**To be done**
Transcribe the whole listing without a single picture.

>> BEGIN Input

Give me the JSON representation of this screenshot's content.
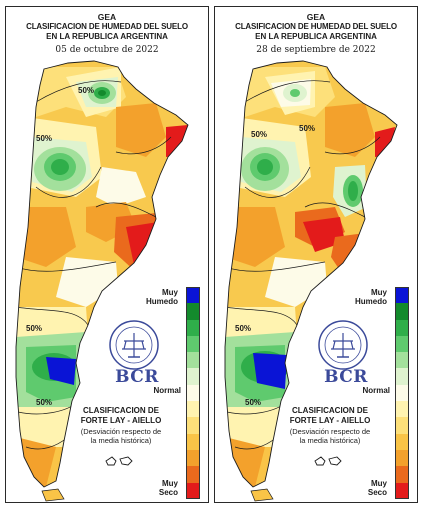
{
  "panels": [
    {
      "org": "GEA",
      "title_line1": "CLASIFICACION DE HUMEDAD DEL SUELO",
      "title_line2": "EN LA REPUBLICA ARGENTINA",
      "date": "05 de octubre de 2022",
      "contour_labels": [
        "50%",
        "50%",
        "50%",
        "50%"
      ],
      "legend_top": "Muy\nHumedo",
      "legend_mid": "Normal",
      "legend_bottom": "Muy\nSeco",
      "logo_text": "BCR",
      "classification_line1": "CLASIFICACION DE",
      "classification_line2": "FORTE LAY - AIELLO",
      "classification_line3": "(Desviación respecto de",
      "classification_line4": "la media histórica)"
    },
    {
      "org": "GEA",
      "title_line1": "CLASIFICACION DE HUMEDAD DEL SUELO",
      "title_line2": "EN LA REPUBLICA ARGENTINA",
      "date": "28 de septiembre de 2022",
      "contour_labels": [
        "50%",
        "50%",
        "50%",
        "50%"
      ],
      "legend_top": "Muy\nHumedo",
      "legend_mid": "Normal",
      "legend_bottom": "Muy\nSeco",
      "logo_text": "BCR",
      "classification_line1": "CLASIFICACION DE",
      "classification_line2": "FORTE LAY - AIELLO",
      "classification_line3": "(Desviación respecto de",
      "classification_line4": "la media histórica)"
    }
  ],
  "legend_colors": [
    "#0a14d6",
    "#138a2c",
    "#2fae4a",
    "#5fca6e",
    "#a3e09c",
    "#dff3cf",
    "#fdfbe8",
    "#fff3b0",
    "#fde07a",
    "#f9c447",
    "#f3a12c",
    "#ea6a1d",
    "#e31b1b"
  ],
  "colors": {
    "very_wet": "#0a14d6",
    "normal": "#fdfbe8",
    "very_dry": "#e31b1b",
    "logo": "#3b4a9a"
  }
}
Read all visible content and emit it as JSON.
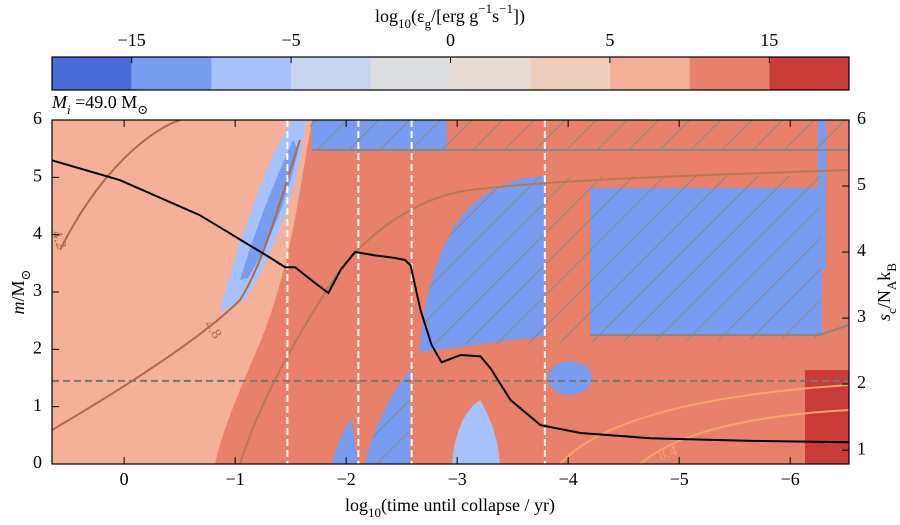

>> END Input

**Response**
Give me the JSON representation of this screenshot's content.
{
  "panels": [
    {
      "org": "GEA",
      "title_line1": "CLASIFICACION DE HUMEDAD DEL SUELO",
      "title_line2": "EN LA REPUBLICA ARGENTINA",
      "date": "05 de octubre de 2022",
      "contour_labels": [
        "50%",
        "50%",
        "50%",
        "50%"
      ],
      "legend_top": "Muy\nHumedo",
      "legend_mid": "Normal",
      "legend_bottom": "Muy\nSeco",
      "logo_text": "BCR",
      "classification_line1": "CLASIFICACION DE",
      "classification_line2": "FORTE LAY - AIELLO",
      "classification_line3": "(Desviación respecto de",
      "classification_line4": "la media histórica)"
    },
    {
      "org": "GEA",
      "title_line1": "CLASIFICACION DE HUMEDAD DEL SUELO",
      "title_line2": "EN LA REPUBLICA ARGENTINA",
      "date": "28 de septiembre de 2022",
      "contour_labels": [
        "50%",
        "50%",
        "50%",
        "50%"
      ],
      "legend_top": "Muy\nHumedo",
      "legend_mid": "Normal",
      "legend_bottom": "Muy\nSeco",
      "logo_text": "BCR",
      "classification_line1": "CLASIFICACION DE",
      "classification_line2": "FORTE LAY - AIELLO",
      "classification_line3": "(Desviación respecto de",
      "classification_line4": "la media histórica)"
    }
  ],
  "legend_colors": [
    "#0a14d6",
    "#138a2c",
    "#2fae4a",
    "#5fca6e",
    "#a3e09c",
    "#dff3cf",
    "#fdfbe8",
    "#fff3b0",
    "#fde07a",
    "#f9c447",
    "#f3a12c",
    "#ea6a1d",
    "#e31b1b"
  ],
  "colors": {
    "very_wet": "#0a14d6",
    "normal": "#fdfbe8",
    "very_dry": "#e31b1b",
    "logo": "#3b4a9a"
  }
}
Read all visible content and emit it as JSON.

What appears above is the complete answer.